▶ The problem
Please print every record below exactly as it appears.

▶ Exercise input
----------
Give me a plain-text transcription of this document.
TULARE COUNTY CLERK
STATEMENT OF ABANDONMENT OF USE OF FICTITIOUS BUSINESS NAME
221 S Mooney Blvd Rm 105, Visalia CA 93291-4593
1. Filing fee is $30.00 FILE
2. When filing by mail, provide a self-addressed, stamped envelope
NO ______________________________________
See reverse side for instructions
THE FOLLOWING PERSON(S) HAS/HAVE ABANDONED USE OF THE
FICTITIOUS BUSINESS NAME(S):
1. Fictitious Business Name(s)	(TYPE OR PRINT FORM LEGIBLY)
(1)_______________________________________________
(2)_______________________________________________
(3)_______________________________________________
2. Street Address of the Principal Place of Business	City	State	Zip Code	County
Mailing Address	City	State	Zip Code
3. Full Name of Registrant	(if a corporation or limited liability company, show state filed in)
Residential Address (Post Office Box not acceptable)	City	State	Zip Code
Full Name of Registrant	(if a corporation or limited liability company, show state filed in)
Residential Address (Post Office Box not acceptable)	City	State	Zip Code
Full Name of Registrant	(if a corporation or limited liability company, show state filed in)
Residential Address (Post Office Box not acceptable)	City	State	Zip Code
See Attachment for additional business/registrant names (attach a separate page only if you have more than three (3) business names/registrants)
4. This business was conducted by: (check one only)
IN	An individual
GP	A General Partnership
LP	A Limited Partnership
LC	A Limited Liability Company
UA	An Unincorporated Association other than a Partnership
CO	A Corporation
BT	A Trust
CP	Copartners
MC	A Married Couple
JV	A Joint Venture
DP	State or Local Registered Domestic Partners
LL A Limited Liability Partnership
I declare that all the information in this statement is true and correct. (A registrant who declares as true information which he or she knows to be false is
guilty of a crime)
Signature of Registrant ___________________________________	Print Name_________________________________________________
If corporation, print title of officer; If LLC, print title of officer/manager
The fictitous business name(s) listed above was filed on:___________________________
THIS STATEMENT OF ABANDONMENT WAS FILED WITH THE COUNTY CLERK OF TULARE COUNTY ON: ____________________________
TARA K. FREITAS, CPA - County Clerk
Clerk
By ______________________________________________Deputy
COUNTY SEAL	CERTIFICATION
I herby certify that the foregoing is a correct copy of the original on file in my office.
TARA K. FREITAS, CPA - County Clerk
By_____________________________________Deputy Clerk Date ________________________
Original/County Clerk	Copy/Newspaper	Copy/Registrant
----------
▶ Answer in full
Give me a plain-text transcription of this document.
TULARE COUNTY CLERK
STATEMENT OF ABANDONMENT OF USE OF FICTITIOUS BUSINESS NAME
221 S Mooney Blvd Rm 105, Visalia CA 93291-4593
1. Filing fee is $30.00 FILE
2. When filing by mail, provide a self-addressed, stamped envelope
NO ______________________________________
See reverse side for instructions
THE FOLLOWING PERSON(S) HAS/HAVE ABANDONED USE OF THE
FICTITIOUS BUSINESS NAME(S):
1. Fictitious Business Name(s)	(TYPE OR PRINT FORM LEGIBLY)
(1)_______________________________________________
(2)_______________________________________________
(3)_______________________________________________
2. Street Address of the Principal Place of Business	City	State	Zip Code	County
Mailing Address	City	State	Zip Code
3. Full Name of Registrant	(if a corporation or limited liability company, show state filed in)
Residential Address (Post Office Box not acceptable)	City	State	Zip Code
Full Name of Registrant	(if a corporation or limited liability company, show state filed in)
Residential Address (Post Office Box not acceptable)	City	State	Zip Code
Full Name of Registrant	(if a corporation or limited liability company, show state filed in)
Residential Address (Post Office Box not acceptable)	City	State	Zip Code
See Attachment for additional business/registrant names (attach a separate page only if you have more than three (3) business names/registrants)
4. This business was conducted by: (check one only)
IN	An individual
GP	A General Partnership
LP	A Limited Partnership
LC	A Limited Liability Company
UA	An Unincorporated Association other than a Partnership
CO	A Corporation
BT	A Trust
CP	Copartners
MC	A Married Couple
JV	A Joint Venture
DP	State or Local Registered Domestic Partners
LL A Limited Liability Partnership
I declare that all the information in this statement is true and correct. (A registrant who declares as true information which he or she knows to be false is
guilty of a crime)
Signature of Registrant ___________________________________	Print Name_________________________________________________
If corporation, print title of officer; If LLC, print title of officer/manager
The fictitous business name(s) listed above was filed on:___________________________
THIS STATEMENT OF ABANDONMENT WAS FILED WITH THE COUNTY CLERK OF TULARE COUNTY ON: ____________________________
TARA K. FREITAS, CPA - County Clerk
Clerk
By ______________________________________________Deputy
COUNTY SEAL	CERTIFICATION
I herby certify that the foregoing is a correct copy of the original on file in my office.
TARA K. FREITAS, CPA - County Clerk
By_____________________________________Deputy Clerk Date ________________________
Original/County Clerk	Copy/Newspaper	Copy/Registrant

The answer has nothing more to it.